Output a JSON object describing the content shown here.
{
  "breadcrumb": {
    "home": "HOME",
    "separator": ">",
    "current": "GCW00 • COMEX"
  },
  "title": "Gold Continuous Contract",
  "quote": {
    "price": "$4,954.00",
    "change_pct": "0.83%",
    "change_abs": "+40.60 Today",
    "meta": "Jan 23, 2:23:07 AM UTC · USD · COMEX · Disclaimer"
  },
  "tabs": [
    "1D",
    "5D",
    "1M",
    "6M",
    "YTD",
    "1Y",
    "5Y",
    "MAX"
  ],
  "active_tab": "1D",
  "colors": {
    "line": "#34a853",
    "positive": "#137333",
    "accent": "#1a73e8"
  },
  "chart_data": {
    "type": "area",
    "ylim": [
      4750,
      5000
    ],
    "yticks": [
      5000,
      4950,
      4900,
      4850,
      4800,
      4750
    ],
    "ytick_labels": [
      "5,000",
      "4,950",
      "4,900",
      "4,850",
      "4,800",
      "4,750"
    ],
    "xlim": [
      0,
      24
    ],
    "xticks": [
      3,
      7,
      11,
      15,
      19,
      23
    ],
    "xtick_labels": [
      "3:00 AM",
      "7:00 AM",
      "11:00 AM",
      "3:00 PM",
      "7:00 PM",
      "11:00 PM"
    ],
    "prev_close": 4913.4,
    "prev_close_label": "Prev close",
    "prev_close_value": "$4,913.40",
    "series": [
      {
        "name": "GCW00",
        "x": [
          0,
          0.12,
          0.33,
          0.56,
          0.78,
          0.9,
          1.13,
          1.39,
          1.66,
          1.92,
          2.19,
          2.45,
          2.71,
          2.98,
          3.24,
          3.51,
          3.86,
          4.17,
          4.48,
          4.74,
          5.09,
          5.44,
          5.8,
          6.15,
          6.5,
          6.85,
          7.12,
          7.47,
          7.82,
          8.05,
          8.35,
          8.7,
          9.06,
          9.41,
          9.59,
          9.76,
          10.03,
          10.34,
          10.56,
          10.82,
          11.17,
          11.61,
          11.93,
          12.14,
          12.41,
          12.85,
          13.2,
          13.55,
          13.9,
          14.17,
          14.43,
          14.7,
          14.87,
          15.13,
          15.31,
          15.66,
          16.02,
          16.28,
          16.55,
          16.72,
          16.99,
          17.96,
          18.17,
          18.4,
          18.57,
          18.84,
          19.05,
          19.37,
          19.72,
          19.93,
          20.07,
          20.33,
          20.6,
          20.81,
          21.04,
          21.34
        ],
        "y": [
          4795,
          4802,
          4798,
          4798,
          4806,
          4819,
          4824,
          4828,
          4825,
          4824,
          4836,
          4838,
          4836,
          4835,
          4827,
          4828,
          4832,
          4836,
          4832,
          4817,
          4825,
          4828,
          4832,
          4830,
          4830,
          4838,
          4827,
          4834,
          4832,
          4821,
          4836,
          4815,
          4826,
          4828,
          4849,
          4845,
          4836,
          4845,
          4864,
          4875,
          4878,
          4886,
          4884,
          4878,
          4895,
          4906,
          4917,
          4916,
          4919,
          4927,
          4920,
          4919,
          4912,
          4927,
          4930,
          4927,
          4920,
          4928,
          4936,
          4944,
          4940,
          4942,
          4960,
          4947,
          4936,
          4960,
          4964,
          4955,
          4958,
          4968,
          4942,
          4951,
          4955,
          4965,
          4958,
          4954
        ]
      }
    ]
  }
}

________________________________________

Repeat all the entries exactly as given.

Output a JSON object describing the content shown here.
{
  "breadcrumb": {
    "home": "HOME",
    "separator": ">",
    "current": "GCW00 • COMEX"
  },
  "title": "Gold Continuous Contract",
  "quote": {
    "price": "$4,954.00",
    "change_pct": "0.83%",
    "change_abs": "+40.60 Today",
    "meta": "Jan 23, 2:23:07 AM UTC · USD · COMEX · Disclaimer"
  },
  "tabs": [
    "1D",
    "5D",
    "1M",
    "6M",
    "YTD",
    "1Y",
    "5Y",
    "MAX"
  ],
  "active_tab": "1D",
  "colors": {
    "line": "#34a853",
    "positive": "#137333",
    "accent": "#1a73e8"
  },
  "chart_data": {
    "type": "area",
    "ylim": [
      4750,
      5000
    ],
    "yticks": [
      5000,
      4950,
      4900,
      4850,
      4800,
      4750
    ],
    "ytick_labels": [
      "5,000",
      "4,950",
      "4,900",
      "4,850",
      "4,800",
      "4,750"
    ],
    "xlim": [
      0,
      24
    ],
    "xticks": [
      3,
      7,
      11,
      15,
      19,
      23
    ],
    "xtick_labels": [
      "3:00 AM",
      "7:00 AM",
      "11:00 AM",
      "3:00 PM",
      "7:00 PM",
      "11:00 PM"
    ],
    "prev_close": 4913.4,
    "prev_close_label": "Prev close",
    "prev_close_value": "$4,913.40",
    "series": [
      {
        "name": "GCW00",
        "x": [
          0,
          0.12,
          0.33,
          0.56,
          0.78,
          0.9,
          1.13,
          1.39,
          1.66,
          1.92,
          2.19,
          2.45,
          2.71,
          2.98,
          3.24,
          3.51,
          3.86,
          4.17,
          4.48,
          4.74,
          5.09,
          5.44,
          5.8,
          6.15,
          6.5,
          6.85,
          7.12,
          7.47,
          7.82,
          8.05,
          8.35,
          8.7,
          9.06,
          9.41,
          9.59,
          9.76,
          10.03,
          10.34,
          10.56,
          10.82,
          11.17,
          11.61,
          11.93,
          12.14,
          12.41,
          12.85,
          13.2,
          13.55,
          13.9,
          14.17,
          14.43,
          14.7,
          14.87,
          15.13,
          15.31,
          15.66,
          16.02,
          16.28,
          16.55,
          16.72,
          16.99,
          17.96,
          18.17,
          18.4,
          18.57,
          18.84,
          19.05,
          19.37,
          19.72,
          19.93,
          20.07,
          20.33,
          20.6,
          20.81,
          21.04,
          21.34
        ],
        "y": [
          4795,
          4802,
          4798,
          4798,
          4806,
          4819,
          4824,
          4828,
          4825,
          4824,
          4836,
          4838,
          4836,
          4835,
          4827,
          4828,
          4832,
          4836,
          4832,
          4817,
          4825,
          4828,
          4832,
          4830,
          4830,
          4838,
          4827,
          4834,
          4832,
          4821,
          4836,
          4815,
          4826,
          4828,
          4849,
          4845,
          4836,
          4845,
          4864,
          4875,
          4878,
          4886,
          4884,
          4878,
          4895,
          4906,
          4917,
          4916,
          4919,
          4927,
          4920,
          4919,
          4912,
          4927,
          4930,
          4927,
          4920,
          4928,
          4936,
          4944,
          4940,
          4942,
          4960,
          4947,
          4936,
          4960,
          4964,
          4955,
          4958,
          4968,
          4942,
          4951,
          4955,
          4965,
          4958,
          4954
        ]
      }
    ]
  }
}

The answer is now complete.